(Stored records)
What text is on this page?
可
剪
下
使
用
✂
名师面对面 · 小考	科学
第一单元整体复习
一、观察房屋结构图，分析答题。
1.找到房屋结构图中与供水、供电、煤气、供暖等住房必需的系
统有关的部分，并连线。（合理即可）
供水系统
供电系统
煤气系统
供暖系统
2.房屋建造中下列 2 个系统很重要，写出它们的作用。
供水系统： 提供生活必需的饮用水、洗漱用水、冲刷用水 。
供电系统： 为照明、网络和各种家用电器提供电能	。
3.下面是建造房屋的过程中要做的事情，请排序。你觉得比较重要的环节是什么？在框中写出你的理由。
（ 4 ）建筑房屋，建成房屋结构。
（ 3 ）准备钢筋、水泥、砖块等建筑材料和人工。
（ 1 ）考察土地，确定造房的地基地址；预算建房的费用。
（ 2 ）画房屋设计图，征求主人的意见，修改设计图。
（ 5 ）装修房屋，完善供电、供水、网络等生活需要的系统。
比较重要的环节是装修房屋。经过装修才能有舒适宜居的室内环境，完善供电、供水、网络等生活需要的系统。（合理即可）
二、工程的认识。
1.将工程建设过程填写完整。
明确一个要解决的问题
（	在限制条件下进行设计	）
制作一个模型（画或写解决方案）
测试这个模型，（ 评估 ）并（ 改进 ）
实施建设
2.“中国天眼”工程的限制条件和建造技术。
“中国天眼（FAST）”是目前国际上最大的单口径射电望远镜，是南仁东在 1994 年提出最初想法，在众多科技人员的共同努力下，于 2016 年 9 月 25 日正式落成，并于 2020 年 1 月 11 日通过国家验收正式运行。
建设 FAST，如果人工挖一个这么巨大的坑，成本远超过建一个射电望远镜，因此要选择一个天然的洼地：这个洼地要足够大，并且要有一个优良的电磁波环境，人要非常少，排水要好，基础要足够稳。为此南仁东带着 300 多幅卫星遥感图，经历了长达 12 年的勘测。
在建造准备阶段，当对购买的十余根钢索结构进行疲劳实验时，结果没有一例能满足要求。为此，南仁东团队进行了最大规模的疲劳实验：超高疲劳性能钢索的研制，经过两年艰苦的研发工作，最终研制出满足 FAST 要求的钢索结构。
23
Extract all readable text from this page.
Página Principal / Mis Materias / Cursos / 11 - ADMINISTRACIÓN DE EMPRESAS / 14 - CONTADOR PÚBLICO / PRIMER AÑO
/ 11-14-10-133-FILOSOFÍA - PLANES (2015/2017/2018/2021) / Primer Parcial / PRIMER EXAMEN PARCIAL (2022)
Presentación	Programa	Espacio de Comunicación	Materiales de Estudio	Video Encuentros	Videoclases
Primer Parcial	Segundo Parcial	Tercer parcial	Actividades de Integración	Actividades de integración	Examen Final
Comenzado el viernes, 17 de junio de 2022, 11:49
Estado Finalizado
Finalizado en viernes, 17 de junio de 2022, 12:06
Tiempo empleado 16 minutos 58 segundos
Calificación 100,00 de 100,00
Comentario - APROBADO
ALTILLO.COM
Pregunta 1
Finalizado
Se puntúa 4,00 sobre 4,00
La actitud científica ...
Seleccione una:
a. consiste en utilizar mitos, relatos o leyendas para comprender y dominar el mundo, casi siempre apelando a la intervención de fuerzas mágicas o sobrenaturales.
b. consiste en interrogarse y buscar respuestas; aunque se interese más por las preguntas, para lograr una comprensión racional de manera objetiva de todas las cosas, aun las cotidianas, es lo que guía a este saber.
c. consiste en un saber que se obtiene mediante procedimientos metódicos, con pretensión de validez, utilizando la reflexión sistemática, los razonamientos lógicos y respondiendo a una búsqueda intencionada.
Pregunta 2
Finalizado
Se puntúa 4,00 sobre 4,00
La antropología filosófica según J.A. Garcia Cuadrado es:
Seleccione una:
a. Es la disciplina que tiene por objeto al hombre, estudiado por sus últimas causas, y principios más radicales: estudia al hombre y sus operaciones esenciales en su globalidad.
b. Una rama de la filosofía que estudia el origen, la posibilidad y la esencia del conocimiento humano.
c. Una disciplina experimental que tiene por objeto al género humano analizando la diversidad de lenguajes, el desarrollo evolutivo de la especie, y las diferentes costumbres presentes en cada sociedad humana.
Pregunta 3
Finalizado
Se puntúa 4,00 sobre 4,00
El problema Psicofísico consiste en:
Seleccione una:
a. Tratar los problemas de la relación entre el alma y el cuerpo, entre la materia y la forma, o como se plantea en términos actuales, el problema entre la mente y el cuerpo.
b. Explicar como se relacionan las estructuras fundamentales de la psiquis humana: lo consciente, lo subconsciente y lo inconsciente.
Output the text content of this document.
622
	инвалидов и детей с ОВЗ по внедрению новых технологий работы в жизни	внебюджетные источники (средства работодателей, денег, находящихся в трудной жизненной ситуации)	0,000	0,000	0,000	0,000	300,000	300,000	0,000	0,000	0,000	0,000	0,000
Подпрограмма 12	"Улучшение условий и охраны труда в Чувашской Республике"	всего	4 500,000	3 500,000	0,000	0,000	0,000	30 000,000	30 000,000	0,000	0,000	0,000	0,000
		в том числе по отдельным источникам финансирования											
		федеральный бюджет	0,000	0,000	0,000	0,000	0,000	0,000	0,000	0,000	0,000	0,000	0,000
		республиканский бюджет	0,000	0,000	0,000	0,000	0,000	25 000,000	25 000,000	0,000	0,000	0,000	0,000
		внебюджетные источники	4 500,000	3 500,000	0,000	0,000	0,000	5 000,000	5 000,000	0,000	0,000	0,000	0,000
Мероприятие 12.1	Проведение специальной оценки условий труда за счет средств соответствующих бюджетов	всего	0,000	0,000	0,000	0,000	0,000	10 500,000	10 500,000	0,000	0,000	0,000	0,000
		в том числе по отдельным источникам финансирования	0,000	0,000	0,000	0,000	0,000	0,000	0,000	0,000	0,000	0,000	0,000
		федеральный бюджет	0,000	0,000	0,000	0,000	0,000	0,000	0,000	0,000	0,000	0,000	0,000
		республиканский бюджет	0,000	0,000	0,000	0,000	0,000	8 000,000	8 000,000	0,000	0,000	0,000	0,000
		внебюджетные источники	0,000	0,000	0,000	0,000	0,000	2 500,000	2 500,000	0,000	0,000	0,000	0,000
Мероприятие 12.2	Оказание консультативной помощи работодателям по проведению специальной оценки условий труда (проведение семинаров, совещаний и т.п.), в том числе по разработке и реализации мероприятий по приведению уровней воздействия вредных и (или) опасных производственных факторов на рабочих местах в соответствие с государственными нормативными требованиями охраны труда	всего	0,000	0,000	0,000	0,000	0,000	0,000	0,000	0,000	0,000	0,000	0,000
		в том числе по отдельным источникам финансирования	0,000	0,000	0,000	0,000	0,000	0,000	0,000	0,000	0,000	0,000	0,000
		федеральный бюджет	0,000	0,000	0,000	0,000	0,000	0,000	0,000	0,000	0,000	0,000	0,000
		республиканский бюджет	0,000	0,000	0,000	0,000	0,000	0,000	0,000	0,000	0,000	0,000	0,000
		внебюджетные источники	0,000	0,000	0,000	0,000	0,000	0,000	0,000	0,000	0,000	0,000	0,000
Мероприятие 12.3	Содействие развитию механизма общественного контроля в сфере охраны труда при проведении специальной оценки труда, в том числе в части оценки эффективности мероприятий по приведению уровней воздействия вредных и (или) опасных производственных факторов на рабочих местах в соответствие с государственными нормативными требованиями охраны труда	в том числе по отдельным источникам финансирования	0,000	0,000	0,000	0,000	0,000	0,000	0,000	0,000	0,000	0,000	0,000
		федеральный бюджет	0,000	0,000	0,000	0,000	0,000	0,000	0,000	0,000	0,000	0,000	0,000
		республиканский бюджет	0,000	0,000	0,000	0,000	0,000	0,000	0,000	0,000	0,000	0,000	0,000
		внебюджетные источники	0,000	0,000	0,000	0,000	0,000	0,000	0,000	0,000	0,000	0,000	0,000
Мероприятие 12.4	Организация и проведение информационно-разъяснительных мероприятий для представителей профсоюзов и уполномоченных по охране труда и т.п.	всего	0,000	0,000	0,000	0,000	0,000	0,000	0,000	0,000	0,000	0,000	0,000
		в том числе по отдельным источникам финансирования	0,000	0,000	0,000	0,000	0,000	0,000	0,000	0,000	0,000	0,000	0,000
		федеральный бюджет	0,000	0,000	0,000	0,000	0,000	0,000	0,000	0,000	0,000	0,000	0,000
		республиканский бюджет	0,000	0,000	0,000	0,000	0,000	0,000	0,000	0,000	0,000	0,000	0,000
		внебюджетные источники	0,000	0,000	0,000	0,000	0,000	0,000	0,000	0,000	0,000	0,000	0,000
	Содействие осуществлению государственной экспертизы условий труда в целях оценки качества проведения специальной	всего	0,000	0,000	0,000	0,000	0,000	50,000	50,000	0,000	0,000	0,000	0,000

WHAT YOU NEED TO DO – For this exercise, gather every line of the data that contains the word "нормативными".

EXPECTED OUTPUT –
Мероприятие 12.2	Оказание консультативной помощи работодателям по проведению специальной оценки условий труда (проведение семинаров, совещаний и т.п.), в том числе по разработке и реализации мероприятий по приведению уровней воздействия вредных и (или) опасных производственных факторов на рабочих местах в соответствие с государственными нормативными требованиями охраны труда	всего	0,000	0,000	0,000	0,000	0,000	0,000	0,000	0,000	0,000	0,000	0,000
Мероприятие 12.3	Содействие развитию механизма общественного контроля в сфере охраны труда при проведении специальной оценки труда, в том числе в части оценки эффективности мероприятий по приведению уровней воздействия вредных и (или) опасных производственных факторов на рабочих местах в соответствие с государственными нормативными требованиями охраны труда	в том числе по отдельным источникам финансирования	0,000	0,000	0,000	0,000	0,000	0,000	0,000	0,000	0,000	0,000	0,000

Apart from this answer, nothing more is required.